* **Your goal**
Reproduce every line of the following material verbatim, leaving out the pictures.

[Data records]
________

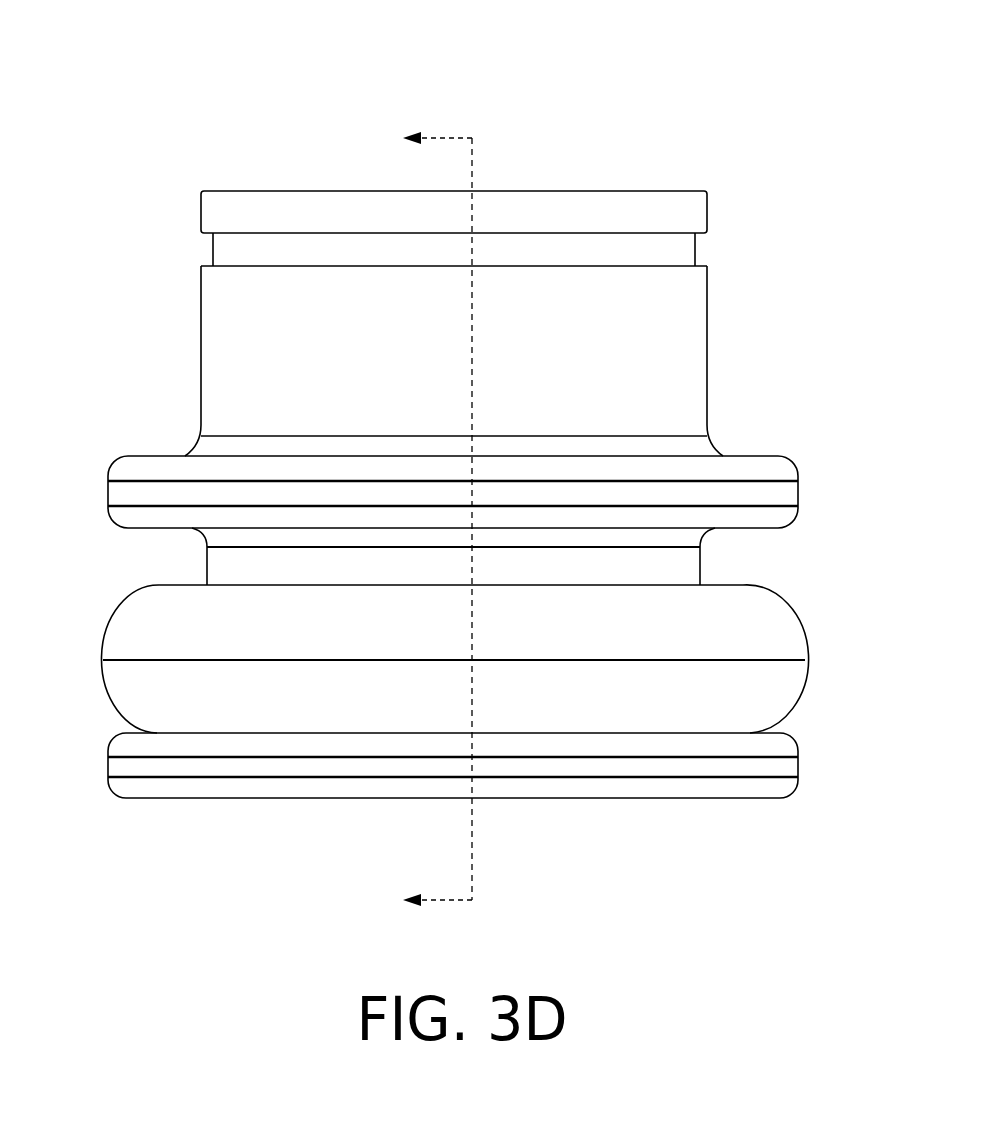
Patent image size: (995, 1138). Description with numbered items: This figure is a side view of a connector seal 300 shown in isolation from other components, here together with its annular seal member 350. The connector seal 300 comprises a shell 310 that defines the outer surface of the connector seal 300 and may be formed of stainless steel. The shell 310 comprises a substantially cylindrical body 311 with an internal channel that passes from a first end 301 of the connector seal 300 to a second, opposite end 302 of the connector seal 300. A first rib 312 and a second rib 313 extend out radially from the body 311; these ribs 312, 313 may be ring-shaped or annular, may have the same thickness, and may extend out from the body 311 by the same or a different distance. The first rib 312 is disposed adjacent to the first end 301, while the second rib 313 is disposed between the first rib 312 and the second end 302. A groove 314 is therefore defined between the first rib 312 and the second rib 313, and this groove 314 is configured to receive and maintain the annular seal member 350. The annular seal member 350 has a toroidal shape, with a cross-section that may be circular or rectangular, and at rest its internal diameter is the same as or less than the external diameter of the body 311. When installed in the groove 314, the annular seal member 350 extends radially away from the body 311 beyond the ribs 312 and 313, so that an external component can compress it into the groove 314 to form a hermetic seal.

The connector seal 300 is at (225, 69).
The first end 301 is at (213, 800).
The second end 302 is at (680, 189).
The shell 310 is at (717, 383).
The substantially cylindrical body 311 is at (266, 337).
The first rib 312 is at (126, 745).
The second rib 313 is at (146, 468).
The groove 314 is at (153, 567).
The annular seal member 350 is at (757, 617).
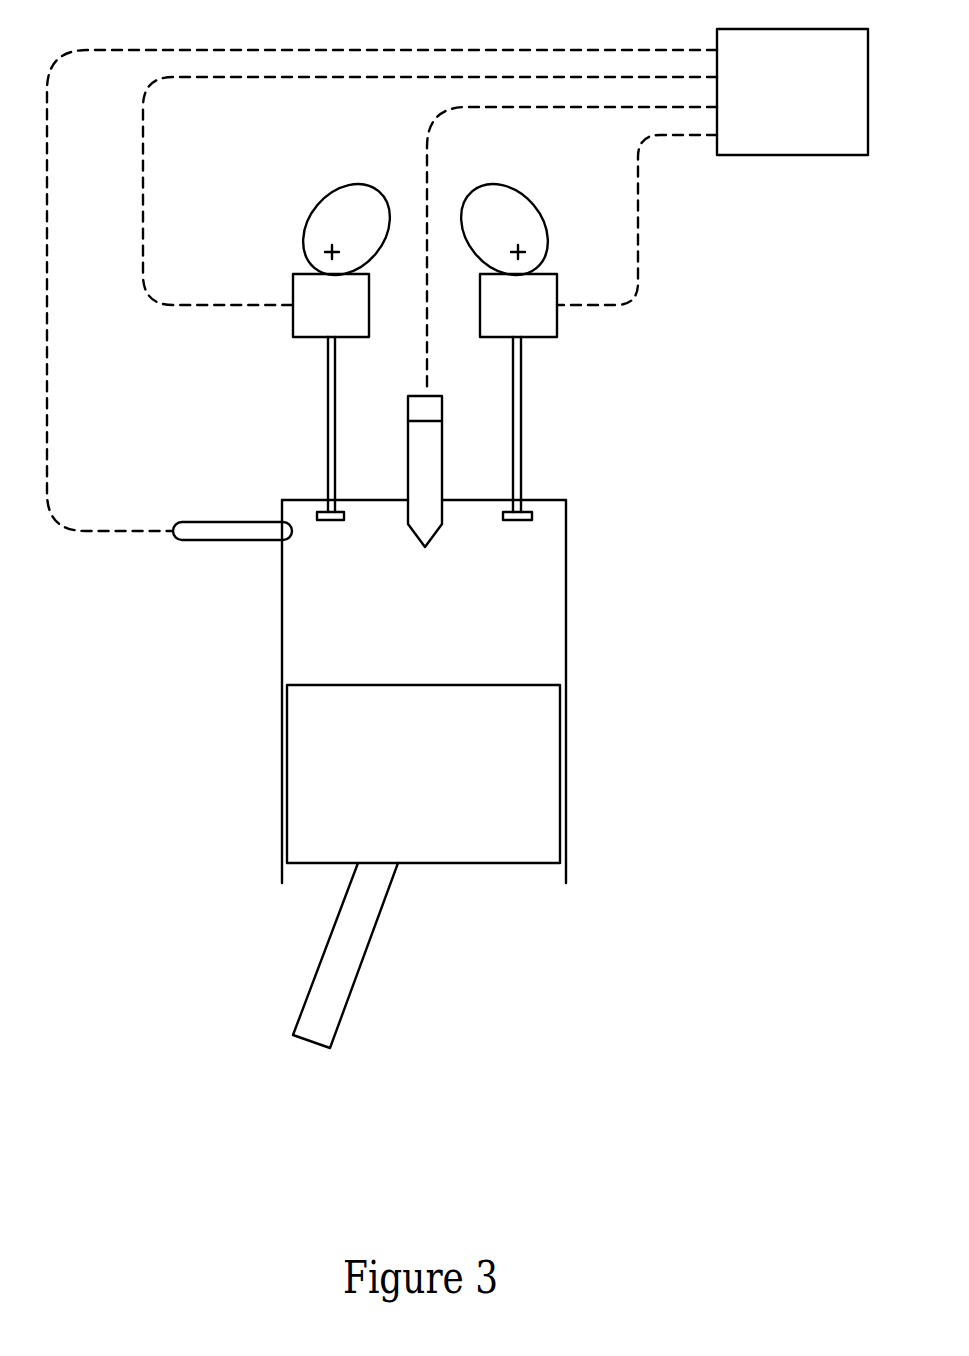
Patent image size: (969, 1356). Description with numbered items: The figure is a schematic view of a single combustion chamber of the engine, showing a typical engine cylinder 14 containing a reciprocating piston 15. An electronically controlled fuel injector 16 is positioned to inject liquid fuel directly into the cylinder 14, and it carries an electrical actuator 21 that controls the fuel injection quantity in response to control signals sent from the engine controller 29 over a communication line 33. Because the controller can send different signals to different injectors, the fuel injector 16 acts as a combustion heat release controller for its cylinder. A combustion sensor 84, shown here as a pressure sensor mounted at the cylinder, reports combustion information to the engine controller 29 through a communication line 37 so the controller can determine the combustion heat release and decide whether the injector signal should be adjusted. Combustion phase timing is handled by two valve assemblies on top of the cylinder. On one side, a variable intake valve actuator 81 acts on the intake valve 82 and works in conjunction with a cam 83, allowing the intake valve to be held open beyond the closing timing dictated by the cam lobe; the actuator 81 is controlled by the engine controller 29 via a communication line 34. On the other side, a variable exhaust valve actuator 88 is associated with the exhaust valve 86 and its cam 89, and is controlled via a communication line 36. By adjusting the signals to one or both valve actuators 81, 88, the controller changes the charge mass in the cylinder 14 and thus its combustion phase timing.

________

* **Exercise solution**
Patent image size: (995, 1138). Description with numbered items: This figure is a side view of a connector seal 300 shown in isolation from other components, here together with its annular seal member 350. The connector seal 300 comprises a shell 310 that defines the outer surface of the connector seal 300 and may be formed of stainless steel. The shell 310 comprises a substantially cylindrical body 311 with an internal channel that passes from a first end 301 of the connector seal 300 to a second, opposite end 302 of the connector seal 300. A first rib 312 and a second rib 313 extend out radially from the body 311; these ribs 312, 313 may be ring-shaped or annular, may have the same thickness, and may extend out from the body 311 by the same or a different distance. The first rib 312 is disposed adjacent to the first end 301, while the second rib 313 is disposed between the first rib 312 and the second end 302. A groove 314 is therefore defined between the first rib 312 and the second rib 313, and this groove 314 is configured to receive and maintain the annular seal member 350. The annular seal member 350 has a toroidal shape, with a cross-section that may be circular or rectangular, and at rest its internal diameter is the same as or less than the external diameter of the body 311. When installed in the groove 314, the annular seal member 350 extends radially away from the body 311 beyond the ribs 312 and 313, so that an external component can compress it into the groove 314 to form a hermetic seal.

The connector seal 300 is at (225, 69).
The first end 301 is at (213, 800).
The second end 302 is at (680, 189).
The shell 310 is at (717, 383).
The substantially cylindrical body 311 is at (266, 337).
The first rib 312 is at (126, 745).
The second rib 313 is at (146, 468).
The groove 314 is at (153, 567).
The annular seal member 350 is at (757, 617).
Patent image size: (969, 1356). Description with numbered items: The figure is a schematic view of a single combustion chamber of the engine, showing a typical engine cylinder 14 containing a reciprocating piston 15. An electronically controlled fuel injector 16 is positioned to inject liquid fuel directly into the cylinder 14, and it carries an electrical actuator 21 that controls the fuel injection quantity in response to control signals sent from the engine controller 29 over a communication line 33. Because the controller can send different signals to different injectors, the fuel injector 16 acts as a combustion heat release controller for its cylinder. A combustion sensor 84, shown here as a pressure sensor mounted at the cylinder, reports combustion information to the engine controller 29 through a communication line 37 so the controller can determine the combustion heat release and decide whether the injector signal should be adjusted. Combustion phase timing is handled by two valve assemblies on top of the cylinder. On one side, a variable intake valve actuator 81 acts on the intake valve 82 and works in conjunction with a cam 83, allowing the intake valve to be held open beyond the closing timing dictated by the cam lobe; the actuator 81 is controlled by the engine controller 29 via a communication line 34. On the other side, a variable exhaust valve actuator 88 is associated with the exhaust valve 86 and its cam 89, and is controlled via a communication line 36. By adjusting the signals to one or both valve actuators 81, 88, the controller changes the charge mass in the cylinder 14 and thus its combustion phase timing.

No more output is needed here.